• **GIVEN PROBLEM**
From the listing, collect all lines containing the word "text".

Dataset entries
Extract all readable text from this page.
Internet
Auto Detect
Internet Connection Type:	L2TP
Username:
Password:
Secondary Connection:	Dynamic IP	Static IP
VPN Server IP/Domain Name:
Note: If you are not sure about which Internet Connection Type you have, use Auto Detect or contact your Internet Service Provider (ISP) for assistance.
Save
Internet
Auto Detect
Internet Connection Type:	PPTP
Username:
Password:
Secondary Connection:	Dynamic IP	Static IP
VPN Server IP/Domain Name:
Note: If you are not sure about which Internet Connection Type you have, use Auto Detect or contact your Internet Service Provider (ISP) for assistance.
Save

...

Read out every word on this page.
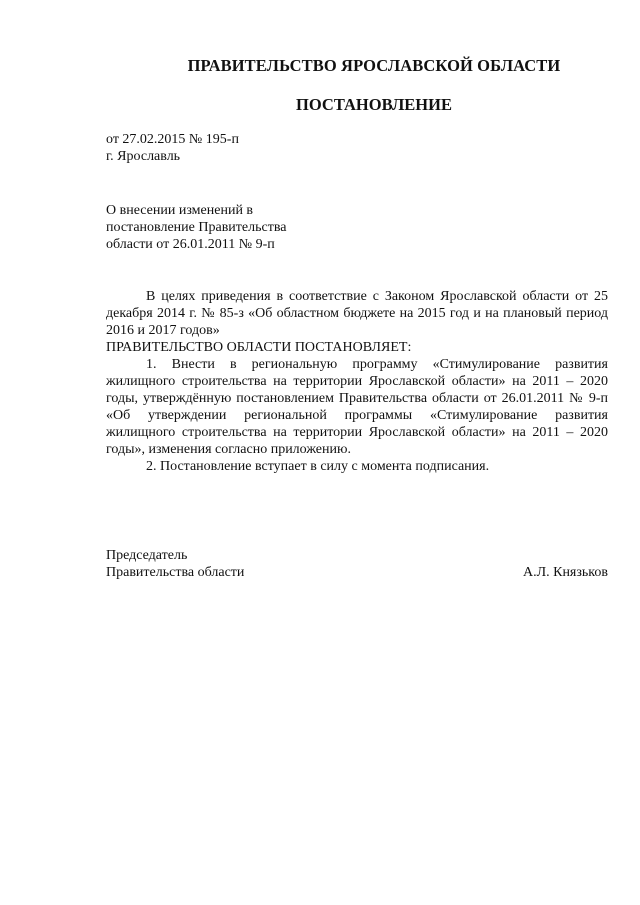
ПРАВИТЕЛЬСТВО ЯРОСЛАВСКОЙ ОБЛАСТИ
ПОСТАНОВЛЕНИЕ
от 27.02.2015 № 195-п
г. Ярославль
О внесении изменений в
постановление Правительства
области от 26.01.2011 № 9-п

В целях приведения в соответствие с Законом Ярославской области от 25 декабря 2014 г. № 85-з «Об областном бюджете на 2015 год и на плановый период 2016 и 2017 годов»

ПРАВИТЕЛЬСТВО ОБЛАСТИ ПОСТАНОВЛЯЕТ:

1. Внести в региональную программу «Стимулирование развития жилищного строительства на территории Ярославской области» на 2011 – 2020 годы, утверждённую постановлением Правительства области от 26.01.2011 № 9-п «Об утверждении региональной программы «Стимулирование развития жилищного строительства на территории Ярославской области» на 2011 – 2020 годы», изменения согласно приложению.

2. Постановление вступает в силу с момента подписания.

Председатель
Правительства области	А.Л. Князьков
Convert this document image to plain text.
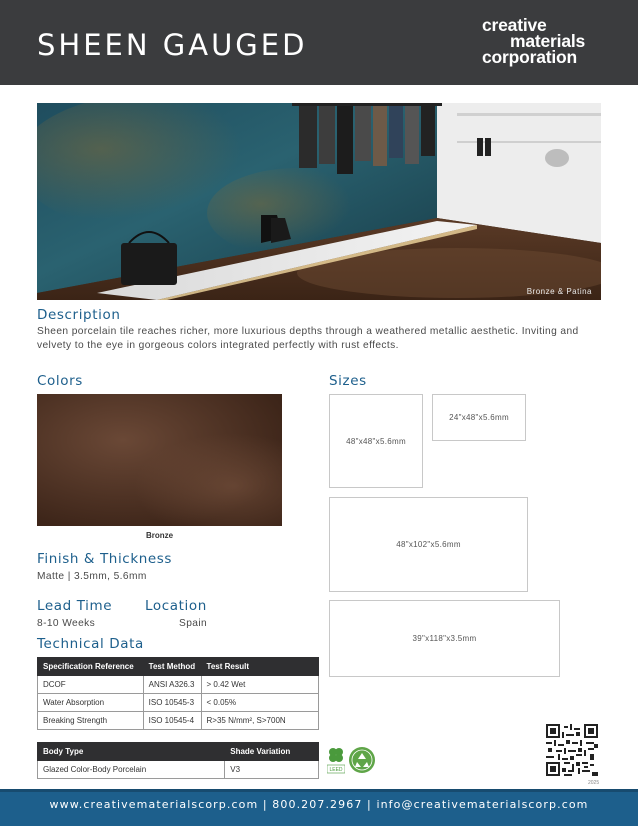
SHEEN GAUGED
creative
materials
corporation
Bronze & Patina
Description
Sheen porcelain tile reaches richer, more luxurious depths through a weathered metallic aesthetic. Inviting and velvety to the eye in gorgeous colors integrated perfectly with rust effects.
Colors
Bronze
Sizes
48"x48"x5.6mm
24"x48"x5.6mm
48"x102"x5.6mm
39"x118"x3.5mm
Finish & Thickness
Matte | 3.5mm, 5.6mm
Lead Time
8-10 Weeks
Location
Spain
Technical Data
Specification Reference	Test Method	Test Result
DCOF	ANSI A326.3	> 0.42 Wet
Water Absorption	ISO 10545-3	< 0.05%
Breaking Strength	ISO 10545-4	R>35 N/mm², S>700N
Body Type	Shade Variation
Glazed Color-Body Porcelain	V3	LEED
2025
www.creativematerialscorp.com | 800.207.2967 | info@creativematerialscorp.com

• **RESPONSE BELOW**
Extract all readable text from this page.
Convert this document image to plain text.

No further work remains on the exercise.